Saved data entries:

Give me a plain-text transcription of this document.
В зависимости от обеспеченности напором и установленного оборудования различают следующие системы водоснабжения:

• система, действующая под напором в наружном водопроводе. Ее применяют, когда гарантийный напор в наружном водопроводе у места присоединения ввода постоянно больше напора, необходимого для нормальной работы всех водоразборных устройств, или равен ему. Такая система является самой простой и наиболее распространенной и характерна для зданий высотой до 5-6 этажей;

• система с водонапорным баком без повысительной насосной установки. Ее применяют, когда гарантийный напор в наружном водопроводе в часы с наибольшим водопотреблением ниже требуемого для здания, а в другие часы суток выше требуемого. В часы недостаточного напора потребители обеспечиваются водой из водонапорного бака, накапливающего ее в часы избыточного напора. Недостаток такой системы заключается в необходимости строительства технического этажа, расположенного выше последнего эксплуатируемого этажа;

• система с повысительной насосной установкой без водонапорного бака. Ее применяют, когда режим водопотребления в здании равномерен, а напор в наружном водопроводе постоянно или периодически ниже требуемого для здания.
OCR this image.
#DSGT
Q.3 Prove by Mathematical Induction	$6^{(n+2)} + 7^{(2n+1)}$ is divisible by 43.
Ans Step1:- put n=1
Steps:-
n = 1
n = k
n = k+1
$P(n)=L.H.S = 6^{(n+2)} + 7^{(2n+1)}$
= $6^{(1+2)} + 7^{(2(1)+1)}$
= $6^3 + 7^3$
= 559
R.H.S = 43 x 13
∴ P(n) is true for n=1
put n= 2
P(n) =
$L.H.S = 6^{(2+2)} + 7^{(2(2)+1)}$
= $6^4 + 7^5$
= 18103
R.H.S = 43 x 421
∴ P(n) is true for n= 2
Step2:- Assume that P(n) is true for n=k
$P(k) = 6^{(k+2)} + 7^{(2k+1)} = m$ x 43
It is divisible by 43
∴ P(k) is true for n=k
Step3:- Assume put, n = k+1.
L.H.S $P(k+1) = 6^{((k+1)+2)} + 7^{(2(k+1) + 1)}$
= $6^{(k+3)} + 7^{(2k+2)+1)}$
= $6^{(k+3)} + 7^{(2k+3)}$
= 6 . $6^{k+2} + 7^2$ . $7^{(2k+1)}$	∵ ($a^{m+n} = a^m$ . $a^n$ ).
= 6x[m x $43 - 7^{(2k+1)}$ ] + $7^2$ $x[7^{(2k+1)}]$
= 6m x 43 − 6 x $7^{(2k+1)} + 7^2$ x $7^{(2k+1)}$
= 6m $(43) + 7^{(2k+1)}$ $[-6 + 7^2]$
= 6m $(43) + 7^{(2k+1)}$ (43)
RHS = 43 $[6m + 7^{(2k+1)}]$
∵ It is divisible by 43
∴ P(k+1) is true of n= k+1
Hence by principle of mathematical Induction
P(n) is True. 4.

- [Stated task]
From the listing above, extract every line exactly as it stands.

- [Response]
Give me a plain-text transcription of this document.
В зависимости от обеспеченности напором и установленного оборудования различают следующие системы водоснабжения:

• система, действующая под напором в наружном водопроводе. Ее применяют, когда гарантийный напор в наружном водопроводе у места присоединения ввода постоянно больше напора, необходимого для нормальной работы всех водоразборных устройств, или равен ему. Такая система является самой простой и наиболее распространенной и характерна для зданий высотой до 5-6 этажей;

• система с водонапорным баком без повысительной насосной установки. Ее применяют, когда гарантийный напор в наружном водопроводе в часы с наибольшим водопотреблением ниже требуемого для здания, а в другие часы суток выше требуемого. В часы недостаточного напора потребители обеспечиваются водой из водонапорного бака, накапливающего ее в часы избыточного напора. Недостаток такой системы заключается в необходимости строительства технического этажа, расположенного выше последнего эксплуатируемого этажа;

• система с повысительной насосной установкой без водонапорного бака. Ее применяют, когда режим водопотребления в здании равномерен, а напор в наружном водопроводе постоянно или периодически ниже требуемого для здания.
OCR this image.
#DSGT
Q.3 Prove by Mathematical Induction	$6^{(n+2)} + 7^{(2n+1)}$ is divisible by 43.
Ans Step1:- put n=1
Steps:-
n = 1
n = k
n = k+1
$P(n)=L.H.S = 6^{(n+2)} + 7^{(2n+1)}$
= $6^{(1+2)} + 7^{(2(1)+1)}$
= $6^3 + 7^3$
= 559
R.H.S = 43 x 13
∴ P(n) is true for n=1
put n= 2
P(n) =
$L.H.S = 6^{(2+2)} + 7^{(2(2)+1)}$
= $6^4 + 7^5$
= 18103
R.H.S = 43 x 421
∴ P(n) is true for n= 2
Step2:- Assume that P(n) is true for n=k
$P(k) = 6^{(k+2)} + 7^{(2k+1)} = m$ x 43
It is divisible by 43
∴ P(k) is true for n=k
Step3:- Assume put, n = k+1.
L.H.S $P(k+1) = 6^{((k+1)+2)} + 7^{(2(k+1) + 1)}$
= $6^{(k+3)} + 7^{(2k+2)+1)}$
= $6^{(k+3)} + 7^{(2k+3)}$
= 6 . $6^{k+2} + 7^2$ . $7^{(2k+1)}$	∵ ($a^{m+n} = a^m$ . $a^n$ ).
= 6x[m x $43 - 7^{(2k+1)}$ ] + $7^2$ $x[7^{(2k+1)}]$
= 6m x 43 − 6 x $7^{(2k+1)} + 7^2$ x $7^{(2k+1)}$
= 6m $(43) + 7^{(2k+1)}$ $[-6 + 7^2]$
= 6m $(43) + 7^{(2k+1)}$ (43)
RHS = 43 $[6m + 7^{(2k+1)}]$
∵ It is divisible by 43
∴ P(k+1) is true of n= k+1
Hence by principle of mathematical Induction
P(n) is True. 4.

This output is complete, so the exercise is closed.